- _Request_
Write out the records that appear below, verbatim and complete, but without pictures.

- _Material for the task_
------------------------------------------------------------
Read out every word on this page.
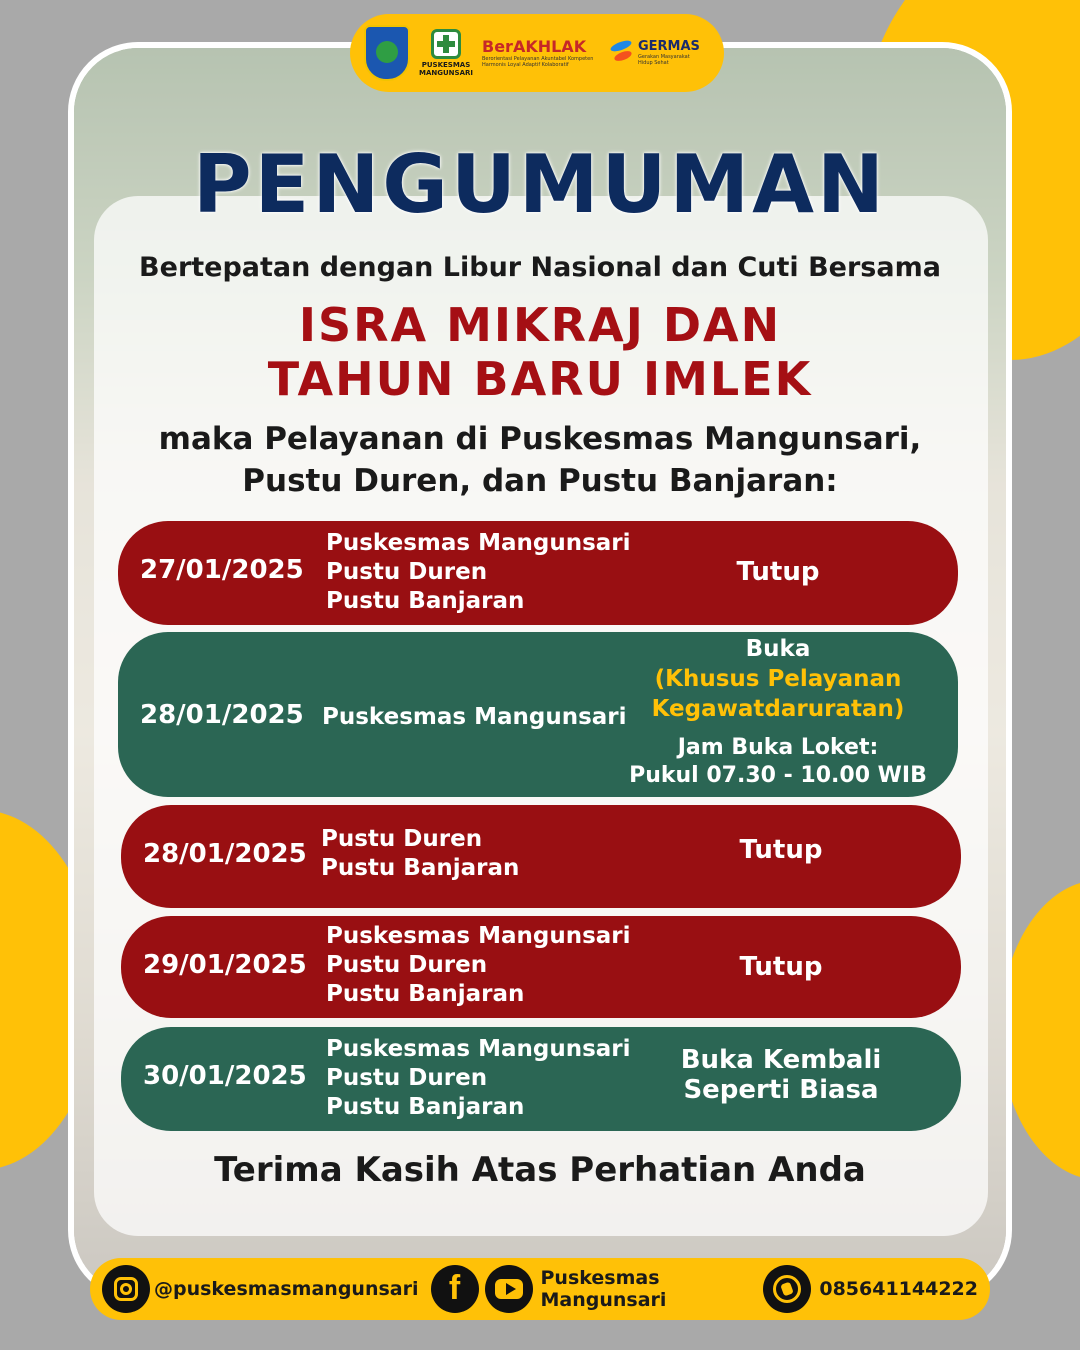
PUSKESMAS MANGUNSARI
BerAKHLAK
Berorientasi Pelayanan Akuntabel Kompeten Harmonis Loyal Adaptif Kolaboratif
GERMAS
Gerakan Masyarakat Hidup Sehat
PENGUMUMAN
Bertepatan dengan Libur Nasional dan Cuti Bersama
ISRA MIKRAJ DAN
TAHUN BARU IMLEK
maka Pelayanan di Puskesmas Mangunsari,
Pustu Duren, dan Pustu Banjaran:
27/01/2025
Puskesmas Mangunsari
Pustu Duren
Pustu Banjaran
Tutup
28/01/2025 Puskesmas Mangunsari
Buka
(Khusus Pelayanan
Kegawatdaruratan)
Jam Buka Loket:
Pukul 07.30 - 10.00 WIB
28/01/2025 Pustu Duren
Pustu Banjaran
Tutup
29/01/2025
Puskesmas Mangunsari
Pustu Duren
Pustu Banjaran
Tutup
30/01/2025
Puskesmas Mangunsari
Pustu Duren
Pustu Banjaran
Buka Kembali
Seperti Biasa
Terima Kasih Atas Perhatian Anda
@puskesmasmangunsari
f	Puskesmas Mangunsari	085641144222
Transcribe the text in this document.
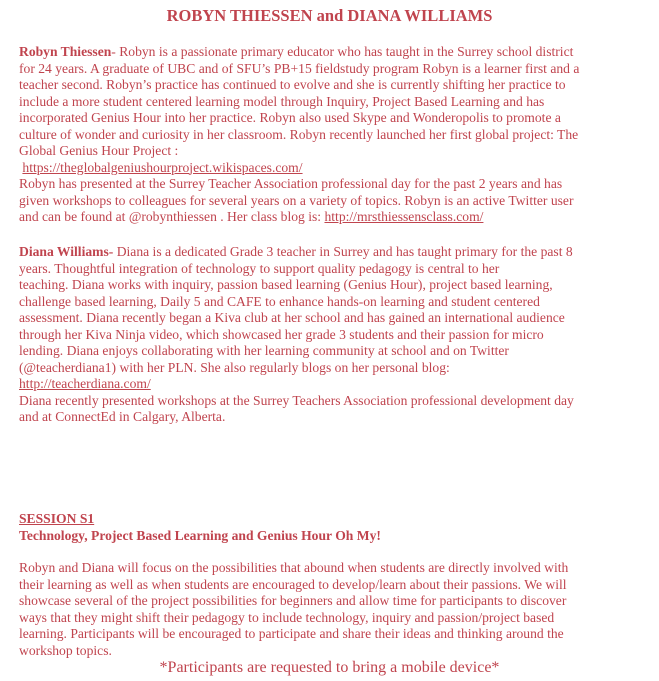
ROBYN THIESSEN and DIANA WILLIAMS
Robyn Thiessen- Robyn is a passionate primary educator who has taught in the Surrey school district
for 24 years. A graduate of UBC and of SFU’s PB+15 fieldstudy program Robyn is a learner first and a
teacher second. Robyn’s practice has continued to evolve and she is currently shifting her practice to
include a more student centered learning model through Inquiry, Project Based Learning and has
incorporated Genius Hour into her practice. Robyn also used Skype and Wonderopolis to promote a
culture of wonder and curiosity in her classroom. Robyn recently launched her first global project: The
Global Genius Hour Project :
https://theglobalgeniushourproject.wikispaces.com/
Robyn has presented at the Surrey Teacher Association professional day for the past 2 years and has
given workshops to colleagues for several years on a variety of topics. Robyn is an active Twitter user
and can be found at @robynthiessen . Her class blog is: http://mrsthiessensclass.com/
Diana Williams- Diana is a dedicated Grade 3 teacher in Surrey and has taught primary for the past 8
years. Thoughtful integration of technology to support quality pedagogy is central to her
teaching. Diana works with inquiry, passion based learning (Genius Hour), project based learning,
challenge based learning, Daily 5 and CAFE to enhance hands-on learning and student centered
assessment. Diana recently began a Kiva club at her school and has gained an international audience
through her Kiva Ninja video, which showcased her grade 3 students and their passion for micro
lending. Diana enjoys collaborating with her learning community at school and on Twitter
(@teacherdiana1) with her PLN. She also regularly blogs on her personal blog:
http://teacherdiana.com/
Diana recently presented workshops at the Surrey Teachers Association professional development day
and at ConnectEd in Calgary, Alberta.
SESSION S1
Technology, Project Based Learning and Genius Hour Oh My!
Robyn and Diana will focus on the possibilities that abound when students are directly involved with
their learning as well as when students are encouraged to develop/learn about their passions. We will
showcase several of the project possibilities for beginners and allow time for participants to discover
ways that they might shift their pedagogy to include technology, inquiry and passion/project based
learning. Participants will be encouraged to participate and share their ideas and thinking around the
workshop topics.
*Participants are requested to bring a mobile device*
------------------------------------------------------------
- _Full solution_
Read out every word on this page.
PUSKESMAS MANGUNSARI
BerAKHLAK
Berorientasi Pelayanan Akuntabel Kompeten Harmonis Loyal Adaptif Kolaboratif
GERMAS
Gerakan Masyarakat Hidup Sehat
PENGUMUMAN
Bertepatan dengan Libur Nasional dan Cuti Bersama
ISRA MIKRAJ DAN
TAHUN BARU IMLEK
maka Pelayanan di Puskesmas Mangunsari,
Pustu Duren, dan Pustu Banjaran:
27/01/2025
Puskesmas Mangunsari
Pustu Duren
Pustu Banjaran
Tutup
28/01/2025 Puskesmas Mangunsari
Buka
(Khusus Pelayanan
Kegawatdaruratan)
Jam Buka Loket:
Pukul 07.30 - 10.00 WIB
28/01/2025 Pustu Duren
Pustu Banjaran
Tutup
29/01/2025
Puskesmas Mangunsari
Pustu Duren
Pustu Banjaran
Tutup
30/01/2025
Puskesmas Mangunsari
Pustu Duren
Pustu Banjaran
Buka Kembali
Seperti Biasa
Terima Kasih Atas Perhatian Anda
@puskesmasmangunsari
f	Puskesmas Mangunsari	085641144222
Transcribe the text in this document.
ROBYN THIESSEN and DIANA WILLIAMS
Robyn Thiessen- Robyn is a passionate primary educator who has taught in the Surrey school district
for 24 years. A graduate of UBC and of SFU’s PB+15 fieldstudy program Robyn is a learner first and a
teacher second. Robyn’s practice has continued to evolve and she is currently shifting her practice to
include a more student centered learning model through Inquiry, Project Based Learning and has
incorporated Genius Hour into her practice. Robyn also used Skype and Wonderopolis to promote a
culture of wonder and curiosity in her classroom. Robyn recently launched her first global project: The
Global Genius Hour Project :
https://theglobalgeniushourproject.wikispaces.com/
Robyn has presented at the Surrey Teacher Association professional day for the past 2 years and has
given workshops to colleagues for several years on a variety of topics. Robyn is an active Twitter user
and can be found at @robynthiessen . Her class blog is: http://mrsthiessensclass.com/
Diana Williams- Diana is a dedicated Grade 3 teacher in Surrey and has taught primary for the past 8
years. Thoughtful integration of technology to support quality pedagogy is central to her
teaching. Diana works with inquiry, passion based learning (Genius Hour), project based learning,
challenge based learning, Daily 5 and CAFE to enhance hands-on learning and student centered
assessment. Diana recently began a Kiva club at her school and has gained an international audience
through her Kiva Ninja video, which showcased her grade 3 students and their passion for micro
lending. Diana enjoys collaborating with her learning community at school and on Twitter
(@teacherdiana1) with her PLN. She also regularly blogs on her personal blog:
http://teacherdiana.com/
Diana recently presented workshops at the Surrey Teachers Association professional development day
and at ConnectEd in Calgary, Alberta.
SESSION S1
Technology, Project Based Learning and Genius Hour Oh My!
Robyn and Diana will focus on the possibilities that abound when students are directly involved with
their learning as well as when students are encouraged to develop/learn about their passions. We will
showcase several of the project possibilities for beginners and allow time for participants to discover
ways that they might shift their pedagogy to include technology, inquiry and passion/project based
learning. Participants will be encouraged to participate and share their ideas and thinking around the
workshop topics.
*Participants are requested to bring a mobile device*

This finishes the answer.